DATASET ENTRIES start

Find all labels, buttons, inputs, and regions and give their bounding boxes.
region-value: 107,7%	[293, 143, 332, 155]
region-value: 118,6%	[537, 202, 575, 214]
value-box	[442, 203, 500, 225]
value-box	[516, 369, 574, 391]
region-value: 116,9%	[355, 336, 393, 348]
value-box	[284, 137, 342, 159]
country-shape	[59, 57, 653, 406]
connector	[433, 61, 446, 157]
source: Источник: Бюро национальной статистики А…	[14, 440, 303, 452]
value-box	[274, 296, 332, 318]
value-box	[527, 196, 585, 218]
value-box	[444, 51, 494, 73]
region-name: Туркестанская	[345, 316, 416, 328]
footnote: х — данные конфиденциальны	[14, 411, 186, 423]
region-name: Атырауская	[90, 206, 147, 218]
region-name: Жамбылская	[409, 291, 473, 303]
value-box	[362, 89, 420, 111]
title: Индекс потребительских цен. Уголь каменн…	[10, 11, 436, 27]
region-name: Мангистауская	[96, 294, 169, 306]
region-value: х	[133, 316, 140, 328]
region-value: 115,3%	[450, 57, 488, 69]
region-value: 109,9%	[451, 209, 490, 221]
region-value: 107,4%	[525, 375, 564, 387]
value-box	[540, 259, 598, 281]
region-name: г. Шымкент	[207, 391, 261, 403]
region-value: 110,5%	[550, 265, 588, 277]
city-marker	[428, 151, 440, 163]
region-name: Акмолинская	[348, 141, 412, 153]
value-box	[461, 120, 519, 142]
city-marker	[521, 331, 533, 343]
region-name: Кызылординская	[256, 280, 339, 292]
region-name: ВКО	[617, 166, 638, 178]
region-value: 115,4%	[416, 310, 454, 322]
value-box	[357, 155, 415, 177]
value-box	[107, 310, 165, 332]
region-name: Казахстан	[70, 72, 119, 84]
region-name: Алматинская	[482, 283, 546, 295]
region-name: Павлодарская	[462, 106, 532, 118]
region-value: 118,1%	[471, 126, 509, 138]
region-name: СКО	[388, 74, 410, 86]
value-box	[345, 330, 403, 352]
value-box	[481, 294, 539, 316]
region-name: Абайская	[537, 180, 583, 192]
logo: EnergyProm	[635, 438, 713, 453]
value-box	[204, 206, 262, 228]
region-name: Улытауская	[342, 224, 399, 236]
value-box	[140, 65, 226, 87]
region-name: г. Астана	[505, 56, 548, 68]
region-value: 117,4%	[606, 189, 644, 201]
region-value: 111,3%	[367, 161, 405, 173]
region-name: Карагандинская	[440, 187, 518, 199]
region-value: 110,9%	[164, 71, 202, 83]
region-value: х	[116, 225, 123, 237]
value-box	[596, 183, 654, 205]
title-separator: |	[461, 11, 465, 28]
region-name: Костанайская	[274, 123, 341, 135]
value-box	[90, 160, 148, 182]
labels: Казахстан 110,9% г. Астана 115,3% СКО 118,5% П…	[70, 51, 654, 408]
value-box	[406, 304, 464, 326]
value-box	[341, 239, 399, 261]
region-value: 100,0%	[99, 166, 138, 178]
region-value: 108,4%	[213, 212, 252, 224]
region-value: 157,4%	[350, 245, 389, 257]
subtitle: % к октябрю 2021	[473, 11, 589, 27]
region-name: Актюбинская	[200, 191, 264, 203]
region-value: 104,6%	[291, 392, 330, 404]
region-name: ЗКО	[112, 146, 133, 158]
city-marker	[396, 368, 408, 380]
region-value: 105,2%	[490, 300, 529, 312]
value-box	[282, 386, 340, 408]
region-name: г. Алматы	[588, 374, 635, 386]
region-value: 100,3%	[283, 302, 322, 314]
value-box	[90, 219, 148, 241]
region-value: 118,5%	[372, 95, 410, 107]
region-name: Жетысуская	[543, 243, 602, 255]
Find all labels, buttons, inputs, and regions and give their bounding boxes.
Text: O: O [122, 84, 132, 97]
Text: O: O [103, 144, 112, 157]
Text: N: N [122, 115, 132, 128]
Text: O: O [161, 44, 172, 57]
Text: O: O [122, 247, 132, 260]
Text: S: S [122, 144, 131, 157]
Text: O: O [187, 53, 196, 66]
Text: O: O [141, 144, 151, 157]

DATASET ENTRIES end

#### [SET EXERCISE]
Extract every line of the records above verbatim, preserving their order, spacing, and punctuation without any change.

#### [SOLUTION]
Find all labels, buttons, inputs, and regions and give their bounding boxes.
region-value: 107,7%	[293, 143, 332, 155]
region-value: 118,6%	[537, 202, 575, 214]
value-box	[442, 203, 500, 225]
value-box	[516, 369, 574, 391]
region-value: 116,9%	[355, 336, 393, 348]
value-box	[284, 137, 342, 159]
country-shape	[59, 57, 653, 406]
connector	[433, 61, 446, 157]
source: Источник: Бюро национальной статистики А…	[14, 440, 303, 452]
value-box	[274, 296, 332, 318]
value-box	[527, 196, 585, 218]
value-box	[444, 51, 494, 73]
region-name: Туркестанская	[345, 316, 416, 328]
footnote: х — данные конфиденциальны	[14, 411, 186, 423]
region-name: Атырауская	[90, 206, 147, 218]
region-name: Жамбылская	[409, 291, 473, 303]
value-box	[362, 89, 420, 111]
title: Индекс потребительских цен. Уголь каменн…	[10, 11, 436, 27]
region-name: Мангистауская	[96, 294, 169, 306]
region-value: х	[133, 316, 140, 328]
region-value: 115,3%	[450, 57, 488, 69]
region-value: 109,9%	[451, 209, 490, 221]
region-value: 107,4%	[525, 375, 564, 387]
value-box	[540, 259, 598, 281]
region-name: г. Шымкент	[207, 391, 261, 403]
region-value: 110,5%	[550, 265, 588, 277]
city-marker	[428, 151, 440, 163]
region-name: Акмолинская	[348, 141, 412, 153]
value-box	[461, 120, 519, 142]
city-marker	[521, 331, 533, 343]
region-name: Кызылординская	[256, 280, 339, 292]
region-name: ВКО	[617, 166, 638, 178]
region-value: 115,4%	[416, 310, 454, 322]
value-box	[357, 155, 415, 177]
value-box	[107, 310, 165, 332]
region-name: Казахстан	[70, 72, 119, 84]
region-name: Алматинская	[482, 283, 546, 295]
region-name: Павлодарская	[462, 106, 532, 118]
region-value: 118,1%	[471, 126, 509, 138]
region-name: СКО	[388, 74, 410, 86]
value-box	[345, 330, 403, 352]
value-box	[481, 294, 539, 316]
region-name: Абайская	[537, 180, 583, 192]
logo: EnergyProm	[635, 438, 713, 453]
value-box	[204, 206, 262, 228]
region-name: Улытауская	[342, 224, 399, 236]
value-box	[140, 65, 226, 87]
region-name: г. Астана	[505, 56, 548, 68]
region-value: 117,4%	[606, 189, 644, 201]
region-value: 111,3%	[367, 161, 405, 173]
region-name: Карагандинская	[440, 187, 518, 199]
region-value: 110,9%	[164, 71, 202, 83]
region-value: х	[116, 225, 123, 237]
value-box	[596, 183, 654, 205]
title-separator: |	[461, 11, 465, 28]
region-name: Костанайская	[274, 123, 341, 135]
value-box	[90, 160, 148, 182]
labels: Казахстан 110,9% г. Астана 115,3% СКО 118,5% П…	[70, 51, 654, 408]
value-box	[406, 304, 464, 326]
value-box	[341, 239, 399, 261]
region-value: 100,0%	[99, 166, 138, 178]
region-value: 108,4%	[213, 212, 252, 224]
region-value: 157,4%	[350, 245, 389, 257]
subtitle: % к октябрю 2021	[473, 11, 589, 27]
region-name: Актюбинская	[200, 191, 264, 203]
region-value: 104,6%	[291, 392, 330, 404]
region-name: ЗКО	[112, 146, 133, 158]
city-marker	[396, 368, 408, 380]
region-value: 105,2%	[490, 300, 529, 312]
value-box	[282, 386, 340, 408]
region-name: г. Алматы	[588, 374, 635, 386]
region-value: 100,3%	[283, 302, 322, 314]
value-box	[90, 219, 148, 241]
region-value: 118,5%	[372, 95, 410, 107]
region-name: Жетысуская	[543, 243, 602, 255]
Find all labels, buttons, inputs, and regions and give their bounding boxes.
Text: O: O [122, 84, 132, 97]
Text: O: O [103, 144, 112, 157]
Text: N: N [122, 115, 132, 128]
Text: O: O [161, 44, 172, 57]
Text: O: O [122, 247, 132, 260]
Text: S: S [122, 144, 131, 157]
Text: O: O [187, 53, 196, 66]
Text: O: O [141, 144, 151, 157]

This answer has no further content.